> STATED TASK:
Return the number of lines that include the string "населения", without any other text.

> TASK INPUTS:
◇ ◇ ◇ ◇ ◇

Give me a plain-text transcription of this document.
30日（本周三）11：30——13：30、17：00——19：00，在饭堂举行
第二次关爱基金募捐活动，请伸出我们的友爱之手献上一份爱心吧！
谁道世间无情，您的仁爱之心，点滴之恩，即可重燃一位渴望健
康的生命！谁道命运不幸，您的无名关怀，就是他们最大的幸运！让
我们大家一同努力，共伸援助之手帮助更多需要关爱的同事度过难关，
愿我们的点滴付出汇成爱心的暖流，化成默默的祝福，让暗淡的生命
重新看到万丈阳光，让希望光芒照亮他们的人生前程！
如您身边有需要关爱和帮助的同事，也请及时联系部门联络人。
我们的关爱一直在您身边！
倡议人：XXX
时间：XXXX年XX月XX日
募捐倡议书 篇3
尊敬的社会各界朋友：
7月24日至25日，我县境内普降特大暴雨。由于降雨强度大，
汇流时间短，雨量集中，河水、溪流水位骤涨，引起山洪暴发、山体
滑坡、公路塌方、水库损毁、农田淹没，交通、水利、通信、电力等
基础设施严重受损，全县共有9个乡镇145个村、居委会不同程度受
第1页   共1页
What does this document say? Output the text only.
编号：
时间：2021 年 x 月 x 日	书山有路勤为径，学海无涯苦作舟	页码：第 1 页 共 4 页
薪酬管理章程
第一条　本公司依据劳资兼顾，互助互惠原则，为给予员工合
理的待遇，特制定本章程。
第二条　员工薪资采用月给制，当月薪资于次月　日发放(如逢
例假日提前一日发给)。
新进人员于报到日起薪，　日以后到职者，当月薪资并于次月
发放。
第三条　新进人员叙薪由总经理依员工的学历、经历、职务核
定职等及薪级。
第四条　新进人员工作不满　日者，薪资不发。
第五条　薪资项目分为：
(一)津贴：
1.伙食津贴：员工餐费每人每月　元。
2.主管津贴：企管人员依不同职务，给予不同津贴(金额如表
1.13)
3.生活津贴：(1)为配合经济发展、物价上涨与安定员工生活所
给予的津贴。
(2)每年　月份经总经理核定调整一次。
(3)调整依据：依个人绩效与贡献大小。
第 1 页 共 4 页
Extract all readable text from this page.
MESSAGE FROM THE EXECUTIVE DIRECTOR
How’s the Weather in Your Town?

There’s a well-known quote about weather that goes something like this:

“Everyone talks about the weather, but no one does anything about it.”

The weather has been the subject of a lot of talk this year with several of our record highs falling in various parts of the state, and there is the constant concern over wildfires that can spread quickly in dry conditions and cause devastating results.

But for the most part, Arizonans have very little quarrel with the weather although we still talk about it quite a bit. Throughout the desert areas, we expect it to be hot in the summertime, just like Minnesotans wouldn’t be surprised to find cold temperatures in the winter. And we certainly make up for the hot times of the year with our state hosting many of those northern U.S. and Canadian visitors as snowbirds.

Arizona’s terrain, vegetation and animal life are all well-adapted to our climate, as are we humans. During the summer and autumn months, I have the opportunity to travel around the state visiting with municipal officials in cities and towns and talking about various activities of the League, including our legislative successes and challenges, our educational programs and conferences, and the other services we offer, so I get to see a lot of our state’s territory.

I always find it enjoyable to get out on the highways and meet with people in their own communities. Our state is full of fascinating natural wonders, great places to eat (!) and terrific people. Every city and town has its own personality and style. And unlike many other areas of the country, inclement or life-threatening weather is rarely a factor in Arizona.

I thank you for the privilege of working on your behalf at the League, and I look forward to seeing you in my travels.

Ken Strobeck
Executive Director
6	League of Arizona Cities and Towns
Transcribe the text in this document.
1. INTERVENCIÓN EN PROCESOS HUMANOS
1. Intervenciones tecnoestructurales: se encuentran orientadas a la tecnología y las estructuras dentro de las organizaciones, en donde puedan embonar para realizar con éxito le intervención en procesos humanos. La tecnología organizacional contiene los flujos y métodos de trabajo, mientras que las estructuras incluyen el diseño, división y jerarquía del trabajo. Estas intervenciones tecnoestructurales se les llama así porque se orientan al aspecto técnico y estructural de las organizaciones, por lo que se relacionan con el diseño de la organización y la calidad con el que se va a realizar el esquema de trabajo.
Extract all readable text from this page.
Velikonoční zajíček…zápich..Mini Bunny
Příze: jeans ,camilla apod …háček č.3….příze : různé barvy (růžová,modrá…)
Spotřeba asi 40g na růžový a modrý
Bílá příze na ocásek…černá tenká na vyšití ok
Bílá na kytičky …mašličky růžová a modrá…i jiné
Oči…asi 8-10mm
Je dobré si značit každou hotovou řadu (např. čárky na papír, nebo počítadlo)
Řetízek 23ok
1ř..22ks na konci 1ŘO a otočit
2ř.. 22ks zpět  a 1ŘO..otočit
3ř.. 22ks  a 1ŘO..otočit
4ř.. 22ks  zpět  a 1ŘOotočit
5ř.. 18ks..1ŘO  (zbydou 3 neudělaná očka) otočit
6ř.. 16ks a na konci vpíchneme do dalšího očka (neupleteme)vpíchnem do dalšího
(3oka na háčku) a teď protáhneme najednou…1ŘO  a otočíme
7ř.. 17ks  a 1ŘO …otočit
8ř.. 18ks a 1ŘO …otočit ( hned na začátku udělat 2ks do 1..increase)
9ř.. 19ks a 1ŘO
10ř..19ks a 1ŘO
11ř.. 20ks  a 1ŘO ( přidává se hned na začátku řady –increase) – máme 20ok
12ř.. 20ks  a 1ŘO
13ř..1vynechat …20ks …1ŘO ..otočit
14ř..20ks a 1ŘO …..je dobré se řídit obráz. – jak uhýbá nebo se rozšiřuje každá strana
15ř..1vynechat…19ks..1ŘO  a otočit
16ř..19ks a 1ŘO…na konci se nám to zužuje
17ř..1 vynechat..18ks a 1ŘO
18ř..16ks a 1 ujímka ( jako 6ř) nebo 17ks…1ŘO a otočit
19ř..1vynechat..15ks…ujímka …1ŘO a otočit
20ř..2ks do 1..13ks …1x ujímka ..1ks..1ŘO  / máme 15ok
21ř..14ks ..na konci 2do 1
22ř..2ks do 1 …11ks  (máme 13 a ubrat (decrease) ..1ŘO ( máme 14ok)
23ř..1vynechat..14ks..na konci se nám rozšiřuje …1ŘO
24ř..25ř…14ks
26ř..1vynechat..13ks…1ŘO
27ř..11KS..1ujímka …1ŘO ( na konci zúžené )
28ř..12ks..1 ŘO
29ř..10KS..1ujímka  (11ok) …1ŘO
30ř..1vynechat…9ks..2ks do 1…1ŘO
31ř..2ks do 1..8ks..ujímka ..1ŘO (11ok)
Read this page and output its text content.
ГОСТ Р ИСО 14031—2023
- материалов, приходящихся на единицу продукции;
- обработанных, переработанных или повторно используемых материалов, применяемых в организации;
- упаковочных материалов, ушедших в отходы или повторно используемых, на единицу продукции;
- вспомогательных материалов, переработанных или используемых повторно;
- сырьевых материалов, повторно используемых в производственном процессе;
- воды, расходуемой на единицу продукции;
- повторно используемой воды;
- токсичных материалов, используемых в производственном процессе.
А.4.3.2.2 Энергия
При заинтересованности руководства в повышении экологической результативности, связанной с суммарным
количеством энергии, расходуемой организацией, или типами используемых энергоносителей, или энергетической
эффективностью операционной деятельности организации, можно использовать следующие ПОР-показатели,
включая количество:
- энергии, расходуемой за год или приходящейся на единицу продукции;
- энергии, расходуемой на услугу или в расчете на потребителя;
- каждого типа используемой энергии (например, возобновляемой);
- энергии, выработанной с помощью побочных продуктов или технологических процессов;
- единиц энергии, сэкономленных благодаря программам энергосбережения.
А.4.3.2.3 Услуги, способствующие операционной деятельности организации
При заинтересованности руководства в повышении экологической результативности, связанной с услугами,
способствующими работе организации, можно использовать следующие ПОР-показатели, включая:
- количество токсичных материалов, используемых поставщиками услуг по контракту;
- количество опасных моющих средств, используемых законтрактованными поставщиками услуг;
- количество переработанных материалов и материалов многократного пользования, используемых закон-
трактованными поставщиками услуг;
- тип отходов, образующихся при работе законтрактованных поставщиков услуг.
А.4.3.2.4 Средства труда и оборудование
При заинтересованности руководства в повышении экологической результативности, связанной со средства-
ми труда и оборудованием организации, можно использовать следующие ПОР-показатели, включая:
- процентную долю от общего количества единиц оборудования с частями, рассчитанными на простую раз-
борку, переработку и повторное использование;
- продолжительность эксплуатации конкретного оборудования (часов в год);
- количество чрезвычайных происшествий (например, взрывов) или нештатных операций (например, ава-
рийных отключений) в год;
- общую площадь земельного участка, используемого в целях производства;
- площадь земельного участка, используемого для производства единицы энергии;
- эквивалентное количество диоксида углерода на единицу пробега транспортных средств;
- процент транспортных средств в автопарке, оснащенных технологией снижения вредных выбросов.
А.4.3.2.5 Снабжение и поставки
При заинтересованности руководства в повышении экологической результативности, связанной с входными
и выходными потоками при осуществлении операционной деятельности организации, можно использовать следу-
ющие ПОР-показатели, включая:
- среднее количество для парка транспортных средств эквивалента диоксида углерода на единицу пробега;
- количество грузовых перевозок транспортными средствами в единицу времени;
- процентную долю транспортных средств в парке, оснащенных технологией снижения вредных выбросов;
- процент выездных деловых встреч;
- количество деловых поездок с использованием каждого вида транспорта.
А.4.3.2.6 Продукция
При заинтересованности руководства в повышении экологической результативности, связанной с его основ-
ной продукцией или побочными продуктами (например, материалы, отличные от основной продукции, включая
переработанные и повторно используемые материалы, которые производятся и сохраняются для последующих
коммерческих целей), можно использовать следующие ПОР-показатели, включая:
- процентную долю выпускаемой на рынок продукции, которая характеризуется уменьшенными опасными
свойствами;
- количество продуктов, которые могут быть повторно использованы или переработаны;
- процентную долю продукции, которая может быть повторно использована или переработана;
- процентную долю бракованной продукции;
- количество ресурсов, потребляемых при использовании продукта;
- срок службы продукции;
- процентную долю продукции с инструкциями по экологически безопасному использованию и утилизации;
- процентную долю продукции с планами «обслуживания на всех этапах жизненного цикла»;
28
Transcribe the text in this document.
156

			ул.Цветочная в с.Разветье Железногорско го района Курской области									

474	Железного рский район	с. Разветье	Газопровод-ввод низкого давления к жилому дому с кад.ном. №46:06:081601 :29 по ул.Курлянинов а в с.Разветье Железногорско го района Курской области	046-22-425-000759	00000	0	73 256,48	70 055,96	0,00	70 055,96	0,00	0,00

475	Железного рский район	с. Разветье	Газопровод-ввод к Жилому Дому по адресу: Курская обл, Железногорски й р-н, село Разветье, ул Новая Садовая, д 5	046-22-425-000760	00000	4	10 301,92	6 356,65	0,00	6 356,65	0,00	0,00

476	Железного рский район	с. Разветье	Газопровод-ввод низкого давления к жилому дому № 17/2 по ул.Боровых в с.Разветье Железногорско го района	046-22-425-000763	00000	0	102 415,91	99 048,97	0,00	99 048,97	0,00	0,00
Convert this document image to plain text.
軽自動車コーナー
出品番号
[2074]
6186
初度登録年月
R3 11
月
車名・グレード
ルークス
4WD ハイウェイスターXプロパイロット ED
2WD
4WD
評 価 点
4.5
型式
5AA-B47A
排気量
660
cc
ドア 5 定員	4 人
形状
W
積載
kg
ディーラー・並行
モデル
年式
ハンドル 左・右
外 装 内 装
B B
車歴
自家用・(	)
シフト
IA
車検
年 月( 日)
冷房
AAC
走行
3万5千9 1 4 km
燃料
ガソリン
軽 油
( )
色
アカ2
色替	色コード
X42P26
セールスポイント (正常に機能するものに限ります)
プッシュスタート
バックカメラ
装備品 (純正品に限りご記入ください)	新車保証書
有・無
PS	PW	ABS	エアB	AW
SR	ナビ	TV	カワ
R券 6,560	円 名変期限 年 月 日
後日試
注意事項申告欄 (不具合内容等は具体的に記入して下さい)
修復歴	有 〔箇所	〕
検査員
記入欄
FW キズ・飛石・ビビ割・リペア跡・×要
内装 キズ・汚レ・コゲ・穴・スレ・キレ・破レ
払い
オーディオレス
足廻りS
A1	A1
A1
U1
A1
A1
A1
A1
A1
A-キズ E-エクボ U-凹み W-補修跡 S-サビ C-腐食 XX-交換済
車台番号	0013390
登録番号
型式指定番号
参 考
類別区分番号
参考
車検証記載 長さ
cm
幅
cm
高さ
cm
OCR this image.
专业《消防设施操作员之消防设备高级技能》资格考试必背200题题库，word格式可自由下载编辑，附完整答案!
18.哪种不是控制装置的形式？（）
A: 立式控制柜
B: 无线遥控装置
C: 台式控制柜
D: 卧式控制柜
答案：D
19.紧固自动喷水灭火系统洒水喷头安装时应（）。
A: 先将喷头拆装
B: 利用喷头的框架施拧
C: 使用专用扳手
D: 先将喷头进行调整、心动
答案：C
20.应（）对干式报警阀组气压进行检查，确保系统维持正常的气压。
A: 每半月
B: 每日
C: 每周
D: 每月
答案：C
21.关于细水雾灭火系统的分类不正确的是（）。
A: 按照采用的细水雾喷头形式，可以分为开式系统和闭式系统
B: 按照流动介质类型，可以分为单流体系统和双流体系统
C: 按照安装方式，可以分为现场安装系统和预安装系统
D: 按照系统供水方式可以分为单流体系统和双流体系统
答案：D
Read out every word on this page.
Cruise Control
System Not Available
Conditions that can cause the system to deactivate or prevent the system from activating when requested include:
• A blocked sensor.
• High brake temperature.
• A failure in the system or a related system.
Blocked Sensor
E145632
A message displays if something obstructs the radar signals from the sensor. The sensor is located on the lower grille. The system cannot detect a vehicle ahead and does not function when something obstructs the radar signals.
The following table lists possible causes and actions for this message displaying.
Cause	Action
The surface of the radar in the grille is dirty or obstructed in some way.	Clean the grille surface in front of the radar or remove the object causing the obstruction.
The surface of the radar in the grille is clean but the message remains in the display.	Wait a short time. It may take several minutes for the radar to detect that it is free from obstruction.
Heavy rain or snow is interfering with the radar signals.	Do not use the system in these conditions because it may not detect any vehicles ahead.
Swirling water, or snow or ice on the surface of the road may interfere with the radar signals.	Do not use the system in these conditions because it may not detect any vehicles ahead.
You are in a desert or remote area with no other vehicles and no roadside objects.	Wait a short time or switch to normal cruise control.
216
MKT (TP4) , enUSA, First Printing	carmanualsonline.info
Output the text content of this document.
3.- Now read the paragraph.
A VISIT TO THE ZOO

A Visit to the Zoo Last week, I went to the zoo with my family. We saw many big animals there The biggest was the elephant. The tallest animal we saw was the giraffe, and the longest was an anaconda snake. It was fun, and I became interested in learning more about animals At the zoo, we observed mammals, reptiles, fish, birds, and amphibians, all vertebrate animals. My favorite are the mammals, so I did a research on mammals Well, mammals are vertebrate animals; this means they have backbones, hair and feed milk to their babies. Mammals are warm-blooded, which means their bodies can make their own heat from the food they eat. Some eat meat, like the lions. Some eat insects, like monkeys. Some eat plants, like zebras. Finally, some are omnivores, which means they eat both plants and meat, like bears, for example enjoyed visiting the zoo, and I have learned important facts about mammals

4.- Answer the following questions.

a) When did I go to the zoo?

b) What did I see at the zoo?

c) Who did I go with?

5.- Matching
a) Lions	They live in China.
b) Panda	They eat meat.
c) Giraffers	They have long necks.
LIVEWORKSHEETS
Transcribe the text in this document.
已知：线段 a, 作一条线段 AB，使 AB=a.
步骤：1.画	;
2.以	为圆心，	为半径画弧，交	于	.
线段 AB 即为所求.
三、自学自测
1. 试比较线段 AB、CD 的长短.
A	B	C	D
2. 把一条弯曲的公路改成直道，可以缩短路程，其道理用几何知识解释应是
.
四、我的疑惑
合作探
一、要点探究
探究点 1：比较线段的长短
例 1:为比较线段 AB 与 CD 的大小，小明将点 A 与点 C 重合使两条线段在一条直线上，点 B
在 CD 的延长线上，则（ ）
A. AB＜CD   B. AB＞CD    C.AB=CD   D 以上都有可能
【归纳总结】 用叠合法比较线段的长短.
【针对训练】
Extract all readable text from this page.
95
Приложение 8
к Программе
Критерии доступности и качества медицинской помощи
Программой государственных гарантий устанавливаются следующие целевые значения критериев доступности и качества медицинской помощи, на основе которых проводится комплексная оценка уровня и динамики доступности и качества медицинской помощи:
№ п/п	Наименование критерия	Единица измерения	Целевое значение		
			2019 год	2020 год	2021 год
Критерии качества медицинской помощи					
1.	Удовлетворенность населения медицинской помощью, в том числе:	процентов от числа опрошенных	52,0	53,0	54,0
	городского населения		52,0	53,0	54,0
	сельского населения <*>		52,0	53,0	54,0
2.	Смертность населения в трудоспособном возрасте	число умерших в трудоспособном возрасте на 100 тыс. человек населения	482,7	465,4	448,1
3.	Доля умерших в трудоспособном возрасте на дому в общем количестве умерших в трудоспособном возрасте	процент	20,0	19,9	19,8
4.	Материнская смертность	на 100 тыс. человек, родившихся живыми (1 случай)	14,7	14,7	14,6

◇ ◇ ◇ ◇ ◇

> FULL OUTPUT:
4